SET EXERCISE A
Reproduce the listing below unchanged, from its first line through the line containing "legend-label: AM= 4D", including both of those lines.

─── PASSAGE PROVIDED ───

Issuers Reporting on U.S. Domestic Forms

Issuers that file on U.S. domestic forms will be required to provide the tabular disclosure of aggregated daily share repurchase data and the accompanying checkbox disclosure on a quarterly basis in a new exhibit to their Forms 10-Q and (for their fourth fiscal quarter) 10-K and to provide the related narrative disclosures in the body of those reports beginning with the first filing that covers the first full fiscal quarter that begins on or after October 1, 2023 (meaning, for calendar-year-end issuers, the fiscal 2023 Form 10-K filed in 2024 covering share repurchases made during Q4 2023).

Issuers that file on U.S. domestic forms also will be required to disclose on a quarterly basis in their Forms 10-Q and (for their fourth fiscal quarter) 10-K whether they adopted, materially modified or terminated a 10b5-1 plan and the material terms (other than price) of any such plan beginning with the first filing that covers the first full fiscal quarter that begins on or after October 1, 2023 (meaning, for calendar-year-end issuers, the fiscal 2023 Form 10-K filed in 2024 covering issuer 10b5-1 plans adopted, materially modified or terminated during Q4 2023).

FPIs Reporting on FPI Forms

FPIs that file Form 20-F annual reports and other FPI forms will be required to provide the tabular disclosure of aggregated daily share repurchase data and the accompanying checkbox disclosure on a quarterly basis in new Form F-SR (due within 45 days after the end of each fiscal quarter) beginning with the Form F-SR that covers the first full fiscal quarter that begins on or after April 1, 2024 (meaning, for calendar-year-end FPIs, the Form F-SR for the second quarter ending June 30, 2024 covering share repurchases made during Q2 2024), and to provide the related narrative disclosures on an annual basis starting in the first Form 20-F filed after their first Form F-SR has been filed (meaning, for calendar-year-end FPIs, the fiscal 2024 Form 20-F filed in 2025).

Inline XBRL

All of the new quantitative and qualitative share repurchase and issuer 10b5-1 plan disclosures mandated by the final rules are required to be tagged using Inline XBRL on the same compliance timeline outlined above.

Quarterly Tabular Disclosure of Daily Quantitative Share Repurchase Data

The proposed rules would have required issuers to disclose daily quantitative share repurchase data on a new standalone form within one business day after execution, even if the repurchase had not yet settled. After considering concerns raised in public comments, the SEC decided to drop the next-business-day reporting requirement from the final rules.

─── EXERCISE MATERIAL ───

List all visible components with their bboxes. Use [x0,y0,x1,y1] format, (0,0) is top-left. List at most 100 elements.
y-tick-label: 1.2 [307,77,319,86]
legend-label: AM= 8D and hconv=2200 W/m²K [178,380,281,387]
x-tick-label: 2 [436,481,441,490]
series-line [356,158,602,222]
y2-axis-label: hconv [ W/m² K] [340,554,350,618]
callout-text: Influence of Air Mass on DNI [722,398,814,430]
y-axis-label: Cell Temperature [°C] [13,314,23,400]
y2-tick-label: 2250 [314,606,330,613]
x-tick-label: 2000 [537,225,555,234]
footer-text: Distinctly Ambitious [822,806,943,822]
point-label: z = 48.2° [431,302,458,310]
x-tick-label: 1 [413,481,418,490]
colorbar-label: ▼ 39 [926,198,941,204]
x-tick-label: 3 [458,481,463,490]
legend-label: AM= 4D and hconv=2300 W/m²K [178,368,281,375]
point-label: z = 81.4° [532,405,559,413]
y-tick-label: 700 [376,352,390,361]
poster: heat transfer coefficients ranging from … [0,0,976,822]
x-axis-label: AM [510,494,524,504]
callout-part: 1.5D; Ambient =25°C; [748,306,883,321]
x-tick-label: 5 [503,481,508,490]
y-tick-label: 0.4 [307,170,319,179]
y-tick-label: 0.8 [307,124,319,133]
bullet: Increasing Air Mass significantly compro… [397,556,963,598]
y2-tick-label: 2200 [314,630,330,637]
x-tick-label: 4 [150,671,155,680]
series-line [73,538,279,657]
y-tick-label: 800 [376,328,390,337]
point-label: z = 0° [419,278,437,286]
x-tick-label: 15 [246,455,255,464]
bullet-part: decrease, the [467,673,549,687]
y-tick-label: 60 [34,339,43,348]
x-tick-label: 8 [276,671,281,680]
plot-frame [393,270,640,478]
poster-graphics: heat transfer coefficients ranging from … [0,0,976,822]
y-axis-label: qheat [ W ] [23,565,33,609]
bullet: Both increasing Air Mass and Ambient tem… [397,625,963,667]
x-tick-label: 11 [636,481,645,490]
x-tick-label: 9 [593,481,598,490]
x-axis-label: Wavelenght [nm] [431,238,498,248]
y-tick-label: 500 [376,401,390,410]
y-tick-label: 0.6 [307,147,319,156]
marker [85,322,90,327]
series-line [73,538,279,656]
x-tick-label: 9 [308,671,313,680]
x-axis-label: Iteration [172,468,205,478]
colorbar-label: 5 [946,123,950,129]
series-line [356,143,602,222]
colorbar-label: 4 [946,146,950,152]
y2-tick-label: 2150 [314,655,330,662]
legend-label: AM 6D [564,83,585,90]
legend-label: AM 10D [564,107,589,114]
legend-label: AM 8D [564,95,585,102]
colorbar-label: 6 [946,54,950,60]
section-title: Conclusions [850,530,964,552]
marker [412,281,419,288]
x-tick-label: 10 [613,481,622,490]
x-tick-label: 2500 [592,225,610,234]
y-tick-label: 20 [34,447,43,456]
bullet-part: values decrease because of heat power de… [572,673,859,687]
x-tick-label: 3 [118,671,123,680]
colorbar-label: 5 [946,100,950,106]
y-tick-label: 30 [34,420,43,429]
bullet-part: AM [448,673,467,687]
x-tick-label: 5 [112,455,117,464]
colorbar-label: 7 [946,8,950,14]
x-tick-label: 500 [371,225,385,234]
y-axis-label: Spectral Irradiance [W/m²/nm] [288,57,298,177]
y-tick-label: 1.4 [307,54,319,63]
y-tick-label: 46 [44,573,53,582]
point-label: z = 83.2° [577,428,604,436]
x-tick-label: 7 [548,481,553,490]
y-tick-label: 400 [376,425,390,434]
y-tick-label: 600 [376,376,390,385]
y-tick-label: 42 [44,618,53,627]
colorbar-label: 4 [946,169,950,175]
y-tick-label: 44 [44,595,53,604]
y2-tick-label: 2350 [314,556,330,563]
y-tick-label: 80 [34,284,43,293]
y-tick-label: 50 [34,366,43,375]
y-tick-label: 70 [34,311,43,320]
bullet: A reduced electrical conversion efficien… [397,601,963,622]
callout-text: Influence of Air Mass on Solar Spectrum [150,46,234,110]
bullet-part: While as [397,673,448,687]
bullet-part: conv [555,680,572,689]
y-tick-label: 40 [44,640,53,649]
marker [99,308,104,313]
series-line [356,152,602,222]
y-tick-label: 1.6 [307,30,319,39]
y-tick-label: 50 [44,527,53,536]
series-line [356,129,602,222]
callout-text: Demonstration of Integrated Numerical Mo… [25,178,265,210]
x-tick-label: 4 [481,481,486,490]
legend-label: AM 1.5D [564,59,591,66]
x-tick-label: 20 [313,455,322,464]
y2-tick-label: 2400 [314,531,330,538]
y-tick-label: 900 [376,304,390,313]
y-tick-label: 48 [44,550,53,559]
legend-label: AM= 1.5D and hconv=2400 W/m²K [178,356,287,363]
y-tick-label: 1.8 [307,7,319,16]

───

SET EXERCISE B
According to the passage on share repurchase disclosure rules, how many days after the end of each fiscal quarter is Form F-SR due?

FINISHED ANSWER A
List all visible components with their bboxes. Use [x0,y0,x1,y1] format, (0,0) is top-left. List at most 100 elements.
y-tick-label: 1.2 [307,77,319,86]
legend-label: AM= 8D and hconv=2200 W/m²K [178,380,281,387]
x-tick-label: 2 [436,481,441,490]
series-line [356,158,602,222]
y2-axis-label: hconv [ W/m² K] [340,554,350,618]
callout-text: Influence of Air Mass on DNI [722,398,814,430]
y-axis-label: Cell Temperature [°C] [13,314,23,400]
y2-tick-label: 2250 [314,606,330,613]
x-tick-label: 2000 [537,225,555,234]
footer-text: Distinctly Ambitious [822,806,943,822]
point-label: z = 48.2° [431,302,458,310]
x-tick-label: 1 [413,481,418,490]
colorbar-label: ▼ 39 [926,198,941,204]
x-tick-label: 3 [458,481,463,490]
legend-label: AM= 4D and hconv=2300 W/m²K [178,368,281,375]

FINISHED ANSWER B
Within 45 days.